— DATASET ENTRIES —
■ ■ ■

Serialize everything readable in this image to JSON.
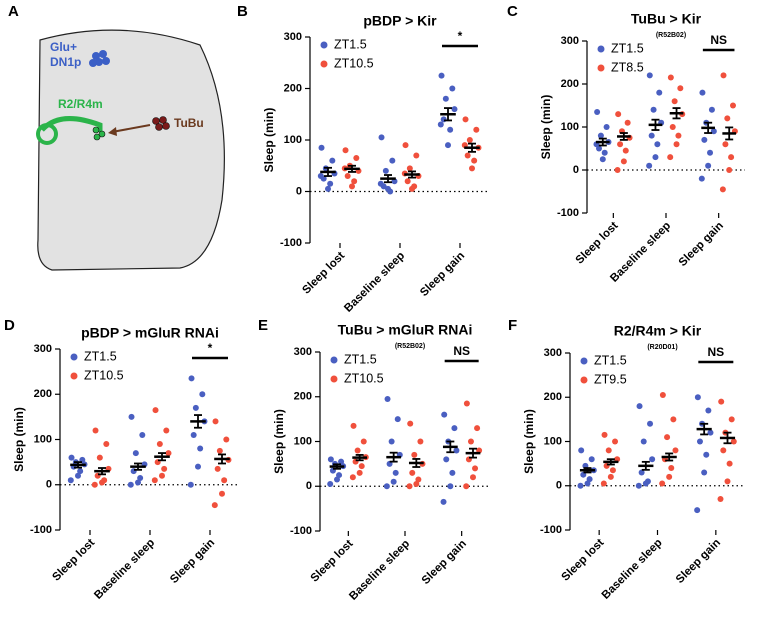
{
  "diagram": {
    "label": "A",
    "cluster_label_1": "Glu+",
    "cluster_label_2": "DN1p",
    "neuron_label": "R2/R4m",
    "input_label": "TuBu"
  },
  "chart_data": [
    {
      "type": "strip",
      "label": "B",
      "title": "pBDP > Kir",
      "ylabel": "Sleep (min)",
      "categories": [
        "Sleep lost",
        "Baseline sleep",
        "Sleep gain"
      ],
      "ylim": [
        -100,
        300
      ],
      "yticks": [
        -100,
        0,
        100,
        200,
        300
      ],
      "significance": {
        "category": "Sleep gain",
        "label": "*"
      },
      "series": [
        {
          "name": "ZT1.5",
          "color": "#4a5fc1",
          "values": [
            38,
            25,
            150
          ],
          "errors": [
            8,
            7,
            12
          ],
          "points": [
            [
              85,
              60,
              45,
              35,
              25,
              15,
              5,
              30
            ],
            [
              105,
              60,
              40,
              20,
              10,
              0,
              5,
              15
            ],
            [
              225,
              200,
              180,
              160,
              140,
              120,
              90,
              130
            ]
          ]
        },
        {
          "name": "ZT10.5",
          "color": "#f0503c",
          "values": [
            44,
            33,
            85
          ],
          "errors": [
            6,
            6,
            8
          ],
          "points": [
            [
              80,
              65,
              50,
              40,
              30,
              20,
              10,
              45
            ],
            [
              90,
              70,
              45,
              30,
              20,
              10,
              5,
              35
            ],
            [
              140,
              120,
              100,
              85,
              70,
              60,
              45,
              90
            ]
          ]
        }
      ]
    },
    {
      "type": "strip",
      "label": "C",
      "title": "TuBu > Kir",
      "subtitle": "(R52B02)",
      "ylabel": "Sleep (min)",
      "categories": [
        "Sleep lost",
        "Baseline sleep",
        "Sleep gain"
      ],
      "ylim": [
        -100,
        300
      ],
      "yticks": [
        -100,
        0,
        100,
        200,
        300
      ],
      "significance": {
        "category": "Sleep gain",
        "label": "NS"
      },
      "series": [
        {
          "name": "ZT1.5",
          "color": "#4a5fc1",
          "values": [
            65,
            105,
            98
          ],
          "errors": [
            8,
            12,
            12
          ],
          "points": [
            [
              135,
              100,
              80,
              65,
              50,
              40,
              25,
              60
            ],
            [
              220,
              180,
              140,
              110,
              80,
              60,
              30,
              10
            ],
            [
              180,
              140,
              110,
              90,
              70,
              40,
              10,
              -20
            ]
          ]
        },
        {
          "name": "ZT8.5",
          "color": "#f0503c",
          "values": [
            78,
            132,
            85
          ],
          "errors": [
            8,
            12,
            14
          ],
          "points": [
            [
              130,
              110,
              90,
              75,
              60,
              45,
              20,
              0
            ],
            [
              215,
              190,
              160,
              130,
              100,
              80,
              60,
              30
            ],
            [
              220,
              150,
              120,
              90,
              60,
              30,
              0,
              -45
            ]
          ]
        }
      ]
    },
    {
      "type": "strip",
      "label": "D",
      "title": "pBDP > mGluR RNAi",
      "ylabel": "Sleep (min)",
      "categories": [
        "Sleep lost",
        "Baseline sleep",
        "Sleep gain"
      ],
      "ylim": [
        -100,
        300
      ],
      "yticks": [
        -100,
        0,
        100,
        200,
        300
      ],
      "significance": {
        "category": "Sleep gain",
        "label": "*"
      },
      "series": [
        {
          "name": "ZT1.5",
          "color": "#4a5fc1",
          "values": [
            44,
            40,
            140
          ],
          "errors": [
            6,
            7,
            14
          ],
          "points": [
            [
              60,
              55,
              50,
              45,
              40,
              30,
              20,
              10
            ],
            [
              150,
              110,
              70,
              45,
              30,
              15,
              5,
              0
            ],
            [
              235,
              200,
              170,
              140,
              110,
              80,
              40,
              0
            ]
          ]
        },
        {
          "name": "ZT10.5",
          "color": "#f0503c",
          "values": [
            30,
            62,
            57
          ],
          "errors": [
            7,
            8,
            10
          ],
          "points": [
            [
              120,
              90,
              60,
              35,
              20,
              10,
              5,
              0
            ],
            [
              165,
              120,
              90,
              70,
              50,
              35,
              20,
              10
            ],
            [
              140,
              100,
              75,
              55,
              35,
              10,
              -20,
              -45
            ]
          ]
        }
      ]
    },
    {
      "type": "strip",
      "label": "E",
      "title": "TuBu > mGluR RNAi",
      "subtitle": "(R52B02)",
      "ylabel": "Sleep (min)",
      "categories": [
        "Sleep lost",
        "Baseline sleep",
        "Sleep gain"
      ],
      "ylim": [
        -100,
        300
      ],
      "yticks": [
        -100,
        0,
        100,
        200,
        300
      ],
      "significance": {
        "category": "Sleep gain",
        "label": "NS"
      },
      "series": [
        {
          "name": "ZT1.5",
          "color": "#4a5fc1",
          "values": [
            44,
            65,
            88
          ],
          "errors": [
            5,
            10,
            12
          ],
          "points": [
            [
              60,
              55,
              50,
              45,
              35,
              25,
              15,
              5
            ],
            [
              195,
              150,
              100,
              70,
              50,
              30,
              10,
              0
            ],
            [
              160,
              130,
              100,
              80,
              60,
              30,
              0,
              -35
            ]
          ]
        },
        {
          "name": "ZT10.5",
          "color": "#f0503c",
          "values": [
            64,
            52,
            74
          ],
          "errors": [
            6,
            9,
            10
          ],
          "points": [
            [
              135,
              100,
              80,
              65,
              55,
              45,
              30,
              20
            ],
            [
              140,
              100,
              70,
              50,
              30,
              15,
              5,
              0
            ],
            [
              185,
              130,
              100,
              80,
              60,
              40,
              20,
              0
            ]
          ]
        }
      ]
    },
    {
      "type": "strip",
      "label": "F",
      "title": "R2/R4m > Kir",
      "subtitle": "(R20D01)",
      "ylabel": "Sleep (min)",
      "categories": [
        "Sleep lost",
        "Baseline sleep",
        "Sleep gain"
      ],
      "ylim": [
        -100,
        300
      ],
      "yticks": [
        -100,
        0,
        100,
        200,
        300
      ],
      "significance": {
        "category": "Sleep gain",
        "label": "NS"
      },
      "series": [
        {
          "name": "ZT1.5",
          "color": "#4a5fc1",
          "values": [
            35,
            45,
            128
          ],
          "errors": [
            5,
            9,
            12
          ],
          "points": [
            [
              80,
              60,
              45,
              35,
              25,
              15,
              5,
              0
            ],
            [
              180,
              140,
              100,
              60,
              30,
              10,
              5,
              0
            ],
            [
              200,
              170,
              140,
              120,
              100,
              70,
              30,
              -55
            ]
          ]
        },
        {
          "name": "ZT9.5",
          "color": "#f0503c",
          "values": [
            54,
            65,
            108
          ],
          "errors": [
            6,
            8,
            12
          ],
          "points": [
            [
              115,
              100,
              80,
              60,
              45,
              35,
              20,
              5
            ],
            [
              205,
              150,
              110,
              80,
              60,
              40,
              20,
              5
            ],
            [
              190,
              150,
              120,
              100,
              80,
              50,
              10,
              -30
            ]
          ]
        }
      ]
    }
  ]
}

■ ■ ■

— TASK TO COMPLETE —
Go over the records above and tally each line that includes "mGluR". Give the total by itself.

— ANSWER TO THIS PROBLEM —
2